▶ **Direction**: Write down each entry again, exactly as it reads.

▶ **Input material**:
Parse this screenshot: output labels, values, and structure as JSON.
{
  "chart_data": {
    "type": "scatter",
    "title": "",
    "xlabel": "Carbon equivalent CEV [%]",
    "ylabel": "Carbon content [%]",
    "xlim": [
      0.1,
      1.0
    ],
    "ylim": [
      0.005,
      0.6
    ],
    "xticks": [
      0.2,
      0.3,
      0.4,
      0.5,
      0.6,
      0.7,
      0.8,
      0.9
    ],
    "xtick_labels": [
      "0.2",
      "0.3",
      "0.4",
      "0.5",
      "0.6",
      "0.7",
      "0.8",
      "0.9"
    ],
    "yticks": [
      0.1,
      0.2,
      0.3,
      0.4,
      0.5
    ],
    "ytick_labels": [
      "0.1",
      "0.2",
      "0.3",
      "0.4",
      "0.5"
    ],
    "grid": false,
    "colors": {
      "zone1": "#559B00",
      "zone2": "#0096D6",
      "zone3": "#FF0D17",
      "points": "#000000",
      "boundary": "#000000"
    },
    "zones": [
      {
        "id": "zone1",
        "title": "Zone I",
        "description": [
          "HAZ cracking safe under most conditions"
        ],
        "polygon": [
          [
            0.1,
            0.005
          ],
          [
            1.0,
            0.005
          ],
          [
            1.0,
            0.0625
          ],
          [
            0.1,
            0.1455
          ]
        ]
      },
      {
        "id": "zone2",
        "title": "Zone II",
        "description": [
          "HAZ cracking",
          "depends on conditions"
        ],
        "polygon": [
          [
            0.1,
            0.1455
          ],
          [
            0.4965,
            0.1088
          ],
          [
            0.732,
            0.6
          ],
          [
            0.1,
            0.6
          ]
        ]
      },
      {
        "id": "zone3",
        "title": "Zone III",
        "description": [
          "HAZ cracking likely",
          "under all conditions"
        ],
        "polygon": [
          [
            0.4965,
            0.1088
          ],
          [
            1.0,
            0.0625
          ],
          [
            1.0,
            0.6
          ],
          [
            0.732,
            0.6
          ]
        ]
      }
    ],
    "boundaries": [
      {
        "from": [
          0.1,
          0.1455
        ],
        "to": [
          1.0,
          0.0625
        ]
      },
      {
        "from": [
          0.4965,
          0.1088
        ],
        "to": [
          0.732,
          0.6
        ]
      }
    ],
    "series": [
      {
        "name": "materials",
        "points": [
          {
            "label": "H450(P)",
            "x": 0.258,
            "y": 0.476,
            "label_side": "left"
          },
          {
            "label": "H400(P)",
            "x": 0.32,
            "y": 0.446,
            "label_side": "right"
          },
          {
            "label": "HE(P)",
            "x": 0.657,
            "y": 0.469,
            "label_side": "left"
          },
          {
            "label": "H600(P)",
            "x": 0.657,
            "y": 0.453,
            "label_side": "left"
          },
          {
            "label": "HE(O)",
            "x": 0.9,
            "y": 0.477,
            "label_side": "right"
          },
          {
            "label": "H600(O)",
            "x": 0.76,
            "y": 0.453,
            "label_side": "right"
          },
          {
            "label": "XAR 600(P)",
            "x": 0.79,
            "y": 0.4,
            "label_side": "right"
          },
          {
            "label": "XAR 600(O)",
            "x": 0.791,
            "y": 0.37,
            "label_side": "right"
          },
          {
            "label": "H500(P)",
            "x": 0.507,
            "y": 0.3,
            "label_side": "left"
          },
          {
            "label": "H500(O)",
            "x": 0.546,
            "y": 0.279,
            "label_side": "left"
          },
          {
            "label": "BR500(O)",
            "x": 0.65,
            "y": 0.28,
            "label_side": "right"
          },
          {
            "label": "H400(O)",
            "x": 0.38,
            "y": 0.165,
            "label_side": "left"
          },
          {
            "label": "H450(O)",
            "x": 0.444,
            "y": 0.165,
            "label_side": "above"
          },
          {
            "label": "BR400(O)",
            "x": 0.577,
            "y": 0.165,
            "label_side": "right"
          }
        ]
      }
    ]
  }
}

▶ **Worked solution**:
Parse this screenshot: output labels, values, and structure as JSON.
{
  "chart_data": {
    "type": "scatter",
    "title": "",
    "xlabel": "Carbon equivalent CEV [%]",
    "ylabel": "Carbon content [%]",
    "xlim": [
      0.1,
      1.0
    ],
    "ylim": [
      0.005,
      0.6
    ],
    "xticks": [
      0.2,
      0.3,
      0.4,
      0.5,
      0.6,
      0.7,
      0.8,
      0.9
    ],
    "xtick_labels": [
      "0.2",
      "0.3",
      "0.4",
      "0.5",
      "0.6",
      "0.7",
      "0.8",
      "0.9"
    ],
    "yticks": [
      0.1,
      0.2,
      0.3,
      0.4,
      0.5
    ],
    "ytick_labels": [
      "0.1",
      "0.2",
      "0.3",
      "0.4",
      "0.5"
    ],
    "grid": false,
    "colors": {
      "zone1": "#559B00",
      "zone2": "#0096D6",
      "zone3": "#FF0D17",
      "points": "#000000",
      "boundary": "#000000"
    },
    "zones": [
      {
        "id": "zone1",
        "title": "Zone I",
        "description": [
          "HAZ cracking safe under most conditions"
        ],
        "polygon": [
          [
            0.1,
            0.005
          ],
          [
            1.0,
            0.005
          ],
          [
            1.0,
            0.0625
          ],
          [
            0.1,
            0.1455
          ]
        ]
      },
      {
        "id": "zone2",
        "title": "Zone II",
        "description": [
          "HAZ cracking",
          "depends on conditions"
        ],
        "polygon": [
          [
            0.1,
            0.1455
          ],
          [
            0.4965,
            0.1088
          ],
          [
            0.732,
            0.6
          ],
          [
            0.1,
            0.6
          ]
        ]
      },
      {
        "id": "zone3",
        "title": "Zone III",
        "description": [
          "HAZ cracking likely",
          "under all conditions"
        ],
        "polygon": [
          [
            0.4965,
            0.1088
          ],
          [
            1.0,
            0.0625
          ],
          [
            1.0,
            0.6
          ],
          [
            0.732,
            0.6
          ]
        ]
      }
    ],
    "boundaries": [
      {
        "from": [
          0.1,
          0.1455
        ],
        "to": [
          1.0,
          0.0625
        ]
      },
      {
        "from": [
          0.4965,
          0.1088
        ],
        "to": [
          0.732,
          0.6
        ]
      }
    ],
    "series": [
      {
        "name": "materials",
        "points": [
          {
            "label": "H450(P)",
            "x": 0.258,
            "y": 0.476,
            "label_side": "left"
          },
          {
            "label": "H400(P)",
            "x": 0.32,
            "y": 0.446,
            "label_side": "right"
          },
          {
            "label": "HE(P)",
            "x": 0.657,
            "y": 0.469,
            "label_side": "left"
          },
          {
            "label": "H600(P)",
            "x": 0.657,
            "y": 0.453,
            "label_side": "left"
          },
          {
            "label": "HE(O)",
            "x": 0.9,
            "y": 0.477,
            "label_side": "right"
          },
          {
            "label": "H600(O)",
            "x": 0.76,
            "y": 0.453,
            "label_side": "right"
          },
          {
            "label": "XAR 600(P)",
            "x": 0.79,
            "y": 0.4,
            "label_side": "right"
          },
          {
            "label": "XAR 600(O)",
            "x": 0.791,
            "y": 0.37,
            "label_side": "right"
          },
          {
            "label": "H500(P)",
            "x": 0.507,
            "y": 0.3,
            "label_side": "left"
          },
          {
            "label": "H500(O)",
            "x": 0.546,
            "y": 0.279,
            "label_side": "left"
          },
          {
            "label": "BR500(O)",
            "x": 0.65,
            "y": 0.28,
            "label_side": "right"
          },
          {
            "label": "H400(O)",
            "x": 0.38,
            "y": 0.165,
            "label_side": "left"
          },
          {
            "label": "H450(O)",
            "x": 0.444,
            "y": 0.165,
            "label_side": "above"
          },
          {
            "label": "BR400(O)",
            "x": 0.577,
            "y": 0.165,
            "label_side": "right"
          }
        ]
      }
    ]
  }
}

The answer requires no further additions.